WHAT THE TASK REQUIRES =>
Write out all of the data without omission, exactly as shown.

EXERCISE INPUT =>
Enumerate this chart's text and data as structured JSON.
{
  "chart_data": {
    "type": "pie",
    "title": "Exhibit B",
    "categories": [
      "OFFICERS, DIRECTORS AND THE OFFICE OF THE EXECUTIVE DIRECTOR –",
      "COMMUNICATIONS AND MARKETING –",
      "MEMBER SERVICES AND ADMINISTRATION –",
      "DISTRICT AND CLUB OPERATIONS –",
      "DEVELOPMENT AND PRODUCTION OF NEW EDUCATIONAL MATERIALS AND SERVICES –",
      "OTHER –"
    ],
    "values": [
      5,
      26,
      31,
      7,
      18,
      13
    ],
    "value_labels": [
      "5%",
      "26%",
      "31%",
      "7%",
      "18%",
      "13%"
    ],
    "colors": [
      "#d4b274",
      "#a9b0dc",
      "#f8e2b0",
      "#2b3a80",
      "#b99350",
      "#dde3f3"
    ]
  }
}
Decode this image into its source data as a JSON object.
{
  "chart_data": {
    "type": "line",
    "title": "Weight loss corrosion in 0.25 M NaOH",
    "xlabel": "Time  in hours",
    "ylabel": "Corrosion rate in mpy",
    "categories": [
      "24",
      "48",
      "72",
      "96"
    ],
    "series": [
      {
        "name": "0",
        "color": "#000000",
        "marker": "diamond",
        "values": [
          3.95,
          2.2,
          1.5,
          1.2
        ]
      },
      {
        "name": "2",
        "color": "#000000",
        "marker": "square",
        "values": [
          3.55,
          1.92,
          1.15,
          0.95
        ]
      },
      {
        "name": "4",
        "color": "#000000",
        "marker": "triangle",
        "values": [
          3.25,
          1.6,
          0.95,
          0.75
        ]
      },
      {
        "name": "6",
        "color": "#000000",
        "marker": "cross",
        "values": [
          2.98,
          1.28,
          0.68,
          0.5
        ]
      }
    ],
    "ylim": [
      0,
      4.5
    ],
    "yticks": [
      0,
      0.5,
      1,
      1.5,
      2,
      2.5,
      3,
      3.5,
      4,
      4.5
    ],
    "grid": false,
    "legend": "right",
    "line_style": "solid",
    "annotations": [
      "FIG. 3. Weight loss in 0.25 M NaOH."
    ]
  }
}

EXERCISE RESPONSE =>
Enumerate this chart's text and data as structured JSON.
{
  "chart_data": {
    "type": "pie",
    "title": "Exhibit B",
    "categories": [
      "OFFICERS, DIRECTORS AND THE OFFICE OF THE EXECUTIVE DIRECTOR –",
      "COMMUNICATIONS AND MARKETING –",
      "MEMBER SERVICES AND ADMINISTRATION –",
      "DISTRICT AND CLUB OPERATIONS –",
      "DEVELOPMENT AND PRODUCTION OF NEW EDUCATIONAL MATERIALS AND SERVICES –",
      "OTHER –"
    ],
    "values": [
      5,
      26,
      31,
      7,
      18,
      13
    ],
    "value_labels": [
      "5%",
      "26%",
      "31%",
      "7%",
      "18%",
      "13%"
    ],
    "colors": [
      "#d4b274",
      "#a9b0dc",
      "#f8e2b0",
      "#2b3a80",
      "#b99350",
      "#dde3f3"
    ]
  }
}
Decode this image into its source data as a JSON object.
{
  "chart_data": {
    "type": "line",
    "title": "Weight loss corrosion in 0.25 M NaOH",
    "xlabel": "Time  in hours",
    "ylabel": "Corrosion rate in mpy",
    "categories": [
      "24",
      "48",
      "72",
      "96"
    ],
    "series": [
      {
        "name": "0",
        "color": "#000000",
        "marker": "diamond",
        "values": [
          3.95,
          2.2,
          1.5,
          1.2
        ]
      },
      {
        "name": "2",
        "color": "#000000",
        "marker": "square",
        "values": [
          3.55,
          1.92,
          1.15,
          0.95
        ]
      },
      {
        "name": "4",
        "color": "#000000",
        "marker": "triangle",
        "values": [
          3.25,
          1.6,
          0.95,
          0.75
        ]
      },
      {
        "name": "6",
        "color": "#000000",
        "marker": "cross",
        "values": [
          2.98,
          1.28,
          0.68,
          0.5
        ]
      }
    ],
    "ylim": [
      0,
      4.5
    ],
    "yticks": [
      0,
      0.5,
      1,
      1.5,
      2,
      2.5,
      3,
      3.5,
      4,
      4.5
    ],
    "grid": false,
    "legend": "right",
    "line_style": "solid",
    "annotations": [
      "FIG. 3. Weight loss in 0.25 M NaOH."
    ]
  }
}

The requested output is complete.